(Dataset rows about figures)
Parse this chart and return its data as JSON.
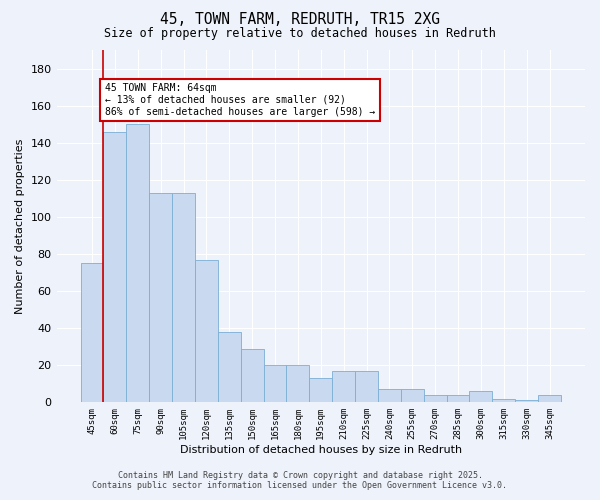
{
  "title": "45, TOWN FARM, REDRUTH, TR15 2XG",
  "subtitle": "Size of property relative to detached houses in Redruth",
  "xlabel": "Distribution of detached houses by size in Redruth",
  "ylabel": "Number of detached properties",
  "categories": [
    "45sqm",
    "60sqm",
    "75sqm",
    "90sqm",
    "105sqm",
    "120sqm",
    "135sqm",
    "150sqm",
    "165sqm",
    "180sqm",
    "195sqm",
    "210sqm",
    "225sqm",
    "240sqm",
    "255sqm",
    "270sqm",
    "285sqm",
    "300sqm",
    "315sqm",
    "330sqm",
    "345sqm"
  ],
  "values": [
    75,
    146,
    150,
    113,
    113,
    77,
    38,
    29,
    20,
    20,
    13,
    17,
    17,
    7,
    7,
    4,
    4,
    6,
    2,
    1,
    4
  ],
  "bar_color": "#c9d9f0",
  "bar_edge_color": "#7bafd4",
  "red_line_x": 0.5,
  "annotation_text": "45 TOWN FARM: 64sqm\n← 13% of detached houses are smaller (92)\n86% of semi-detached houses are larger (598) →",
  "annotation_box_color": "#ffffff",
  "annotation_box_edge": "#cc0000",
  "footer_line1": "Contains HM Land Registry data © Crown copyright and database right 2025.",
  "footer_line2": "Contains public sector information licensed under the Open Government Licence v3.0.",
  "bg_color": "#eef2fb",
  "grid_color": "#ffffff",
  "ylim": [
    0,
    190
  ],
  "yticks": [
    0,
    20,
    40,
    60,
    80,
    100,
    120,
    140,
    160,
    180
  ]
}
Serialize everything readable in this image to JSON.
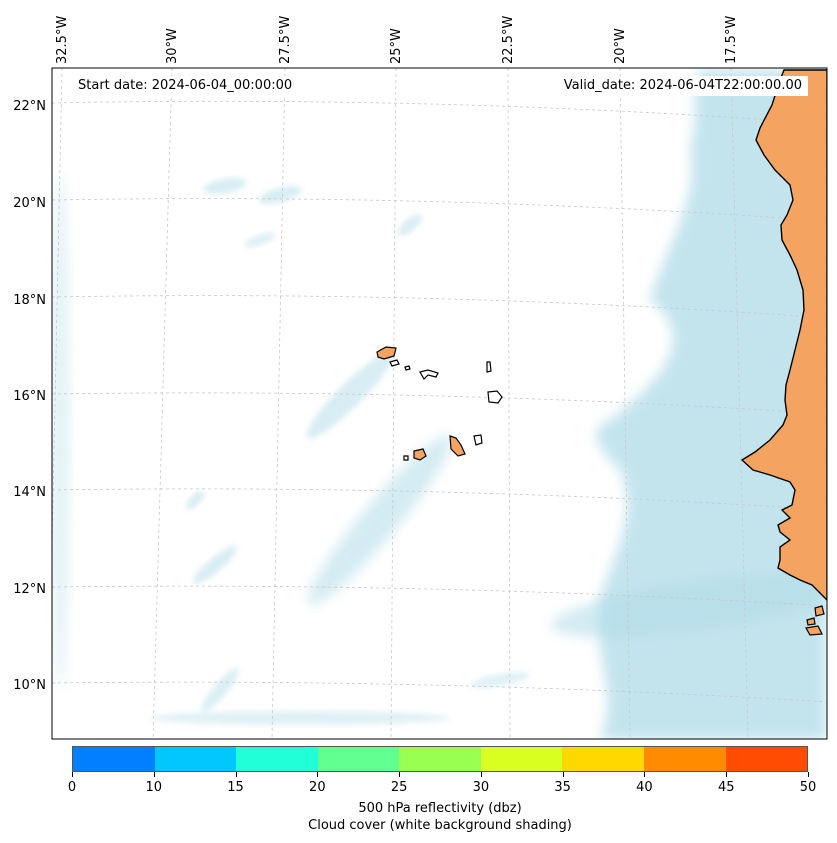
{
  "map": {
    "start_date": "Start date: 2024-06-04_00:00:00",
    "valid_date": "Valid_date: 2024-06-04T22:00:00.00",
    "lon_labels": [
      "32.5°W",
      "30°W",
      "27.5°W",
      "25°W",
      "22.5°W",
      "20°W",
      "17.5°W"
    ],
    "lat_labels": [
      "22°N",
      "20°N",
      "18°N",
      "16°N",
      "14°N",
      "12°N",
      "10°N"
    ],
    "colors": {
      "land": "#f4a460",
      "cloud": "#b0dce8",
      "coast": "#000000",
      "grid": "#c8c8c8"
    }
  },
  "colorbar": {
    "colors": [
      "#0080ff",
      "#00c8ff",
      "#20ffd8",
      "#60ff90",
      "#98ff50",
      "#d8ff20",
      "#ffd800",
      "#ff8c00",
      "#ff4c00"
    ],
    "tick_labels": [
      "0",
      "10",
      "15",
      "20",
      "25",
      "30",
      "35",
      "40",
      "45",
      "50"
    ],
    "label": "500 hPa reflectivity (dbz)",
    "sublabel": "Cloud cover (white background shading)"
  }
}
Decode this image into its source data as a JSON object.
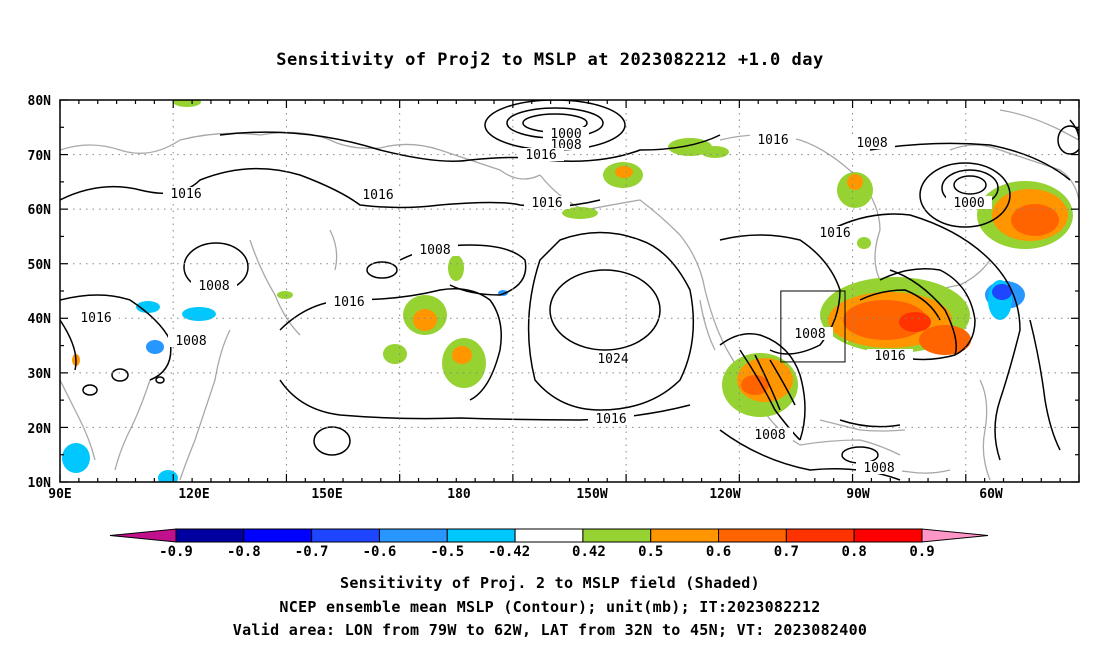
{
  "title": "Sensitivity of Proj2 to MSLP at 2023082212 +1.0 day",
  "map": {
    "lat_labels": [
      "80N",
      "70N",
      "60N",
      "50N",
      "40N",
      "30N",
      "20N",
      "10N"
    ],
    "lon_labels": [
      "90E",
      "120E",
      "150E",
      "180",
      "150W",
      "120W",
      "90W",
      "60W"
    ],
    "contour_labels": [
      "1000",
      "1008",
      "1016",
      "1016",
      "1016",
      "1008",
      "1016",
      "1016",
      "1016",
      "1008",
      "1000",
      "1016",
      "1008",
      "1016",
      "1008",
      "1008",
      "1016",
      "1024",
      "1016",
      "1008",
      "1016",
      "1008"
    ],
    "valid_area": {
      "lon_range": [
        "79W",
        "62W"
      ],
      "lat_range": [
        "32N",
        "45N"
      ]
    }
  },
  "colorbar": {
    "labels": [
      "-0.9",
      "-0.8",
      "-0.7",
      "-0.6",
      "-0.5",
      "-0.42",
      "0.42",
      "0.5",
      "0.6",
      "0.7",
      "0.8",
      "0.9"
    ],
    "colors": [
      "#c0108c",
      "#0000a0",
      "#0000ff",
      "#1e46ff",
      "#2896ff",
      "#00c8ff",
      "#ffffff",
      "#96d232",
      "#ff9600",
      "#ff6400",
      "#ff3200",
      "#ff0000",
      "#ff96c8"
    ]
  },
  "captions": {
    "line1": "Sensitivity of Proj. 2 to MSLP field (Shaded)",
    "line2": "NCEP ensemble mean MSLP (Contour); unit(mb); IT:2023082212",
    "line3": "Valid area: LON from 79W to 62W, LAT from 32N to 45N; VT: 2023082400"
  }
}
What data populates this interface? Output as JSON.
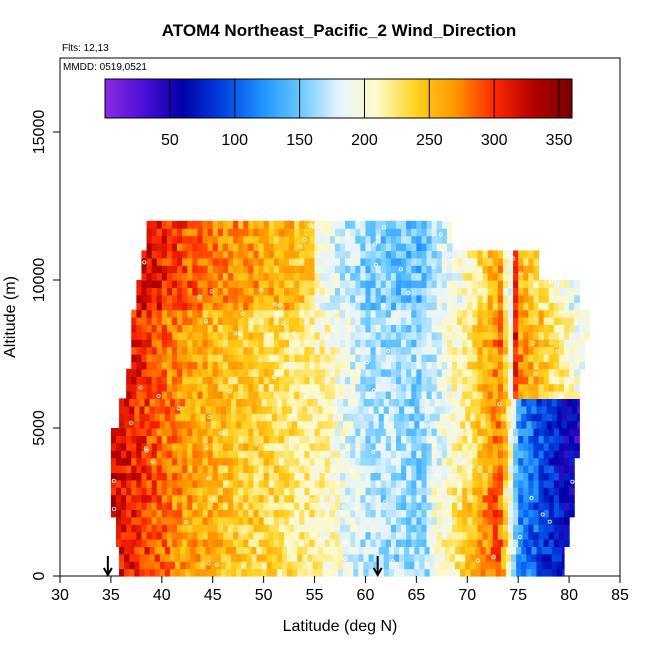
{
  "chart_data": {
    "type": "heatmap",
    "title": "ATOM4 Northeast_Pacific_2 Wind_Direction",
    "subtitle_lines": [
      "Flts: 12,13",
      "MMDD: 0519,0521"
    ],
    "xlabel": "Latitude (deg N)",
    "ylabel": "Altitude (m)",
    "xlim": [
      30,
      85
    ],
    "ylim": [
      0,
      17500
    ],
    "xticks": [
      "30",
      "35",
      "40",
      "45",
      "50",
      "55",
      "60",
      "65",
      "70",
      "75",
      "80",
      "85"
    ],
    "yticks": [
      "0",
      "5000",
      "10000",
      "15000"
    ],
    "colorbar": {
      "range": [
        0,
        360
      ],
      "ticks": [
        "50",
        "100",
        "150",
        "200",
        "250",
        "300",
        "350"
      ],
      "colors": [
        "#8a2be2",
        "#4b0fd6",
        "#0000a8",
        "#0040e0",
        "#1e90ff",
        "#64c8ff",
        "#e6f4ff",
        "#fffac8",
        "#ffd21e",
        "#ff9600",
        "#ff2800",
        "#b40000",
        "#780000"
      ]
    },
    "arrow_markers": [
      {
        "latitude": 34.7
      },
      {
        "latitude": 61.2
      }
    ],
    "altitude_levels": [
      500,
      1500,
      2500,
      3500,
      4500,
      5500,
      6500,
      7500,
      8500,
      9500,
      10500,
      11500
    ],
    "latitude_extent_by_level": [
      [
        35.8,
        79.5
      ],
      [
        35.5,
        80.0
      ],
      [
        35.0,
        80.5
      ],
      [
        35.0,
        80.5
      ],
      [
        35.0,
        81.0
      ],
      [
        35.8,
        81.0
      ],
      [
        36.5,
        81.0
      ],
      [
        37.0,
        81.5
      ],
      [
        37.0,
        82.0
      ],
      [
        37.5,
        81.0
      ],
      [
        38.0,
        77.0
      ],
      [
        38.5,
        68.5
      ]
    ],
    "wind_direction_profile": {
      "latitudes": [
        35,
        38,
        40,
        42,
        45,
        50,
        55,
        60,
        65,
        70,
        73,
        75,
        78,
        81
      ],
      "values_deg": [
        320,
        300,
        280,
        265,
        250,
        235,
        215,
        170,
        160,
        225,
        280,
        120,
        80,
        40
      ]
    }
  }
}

- Task to carry out
Which lines above hold the word "ylabel"? Copy each of them.

- Problem solution
  "ylabel": "Number of detached properties",
    "ylabel": "Altitude (m)",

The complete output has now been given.